> **WRITTEN TASK 1**
In the passage on Internet commerce, what does EBI stand for?

> **PASSAGE SHOWN**
Among the recent developments of the Internet, there is the integration of traditional commerce procedures: new terms have come up, like EBI (Electronic Business over the Internet) and E-Commerce (Electronic Commerce) [35], [2], [17]. Whilst, the industry has caught up the development of related hardware and software products, the academics focused on a deeper analysis of the new scenario. For example, how to cope with the problem of an adequate design of the system in order to achieve the desired performance.

> **WRITTEN TASK 2**
In the records, format the part that opens with the line containing "link-code-dialog: 연동 코드" and closes with the line containing "link-code-panel: 발급받은 계정간" as a numbered list, leaving out blank lines. Give only those lines.

> **EXERCISE DATA**
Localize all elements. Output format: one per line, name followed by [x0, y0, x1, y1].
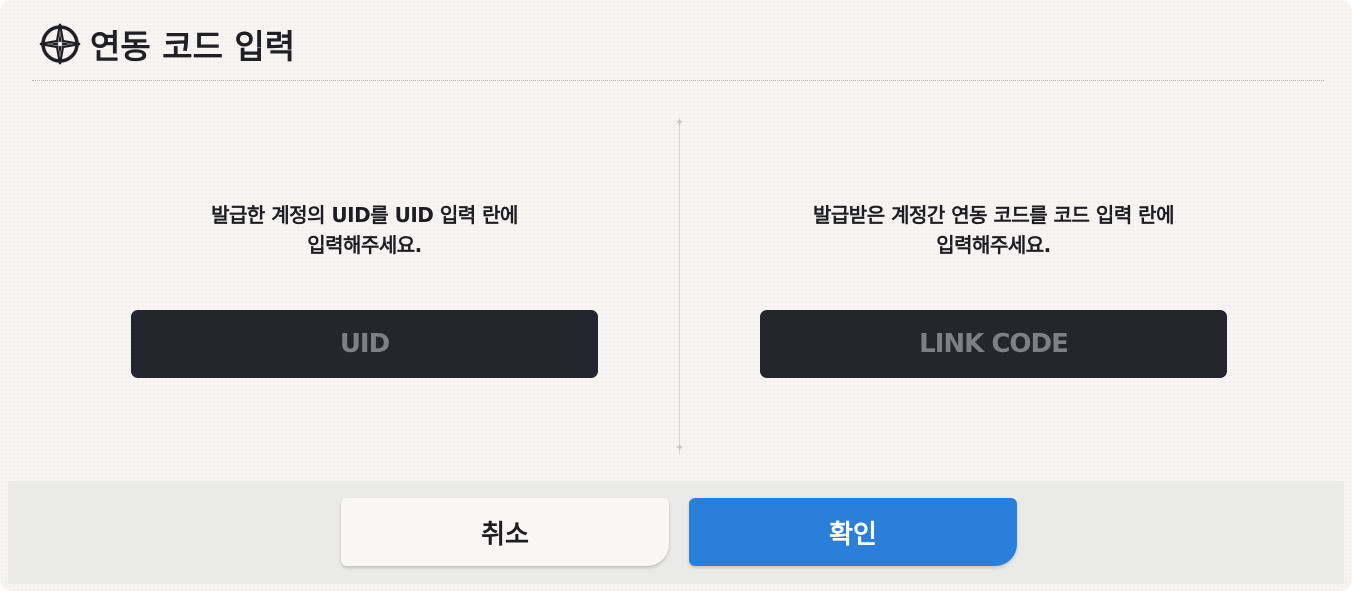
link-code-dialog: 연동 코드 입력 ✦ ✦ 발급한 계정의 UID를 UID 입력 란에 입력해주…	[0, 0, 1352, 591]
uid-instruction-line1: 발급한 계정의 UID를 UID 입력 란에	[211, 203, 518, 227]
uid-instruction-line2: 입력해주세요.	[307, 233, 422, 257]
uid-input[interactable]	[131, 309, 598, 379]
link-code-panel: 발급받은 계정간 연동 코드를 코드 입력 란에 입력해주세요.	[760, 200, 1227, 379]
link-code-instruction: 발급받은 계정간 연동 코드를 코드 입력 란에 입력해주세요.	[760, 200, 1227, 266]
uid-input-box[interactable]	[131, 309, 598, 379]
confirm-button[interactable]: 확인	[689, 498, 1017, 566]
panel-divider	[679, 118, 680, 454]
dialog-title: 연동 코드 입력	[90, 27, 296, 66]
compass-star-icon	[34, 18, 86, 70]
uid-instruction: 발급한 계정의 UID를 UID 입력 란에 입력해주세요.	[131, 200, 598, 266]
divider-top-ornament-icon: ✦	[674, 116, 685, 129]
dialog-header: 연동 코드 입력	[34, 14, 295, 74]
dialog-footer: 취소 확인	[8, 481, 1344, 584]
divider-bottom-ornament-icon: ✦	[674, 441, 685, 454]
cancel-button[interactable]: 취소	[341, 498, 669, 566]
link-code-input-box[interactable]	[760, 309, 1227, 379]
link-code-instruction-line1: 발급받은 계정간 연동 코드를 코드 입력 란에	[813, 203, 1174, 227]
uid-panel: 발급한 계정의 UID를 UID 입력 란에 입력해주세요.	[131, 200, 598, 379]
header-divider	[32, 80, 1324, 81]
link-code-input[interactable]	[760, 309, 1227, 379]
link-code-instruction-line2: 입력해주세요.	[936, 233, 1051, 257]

> **CORRECT ANSWER 1**
Electronic Business over the Internet

> **CORRECT ANSWER 2**
1. link-code-dialog: 연동 코드 입력 ✦ ✦ 발급한 계정의 UID를 UID 입력 란에 입력해주…	[0, 0, 1352, 591]
2. uid-instruction-line1: 발급한 계정의 UID를 UID 입력 란에	[211, 203, 518, 227]
3. uid-instruction-line2: 입력해주세요.	[307, 233, 422, 257]
4. uid-input[interactable]	[131, 309, 598, 379]
5. link-code-panel: 발급받은 계정간 연동 코드를 코드 입력 란에 입력해주세요.	[760, 200, 1227, 379]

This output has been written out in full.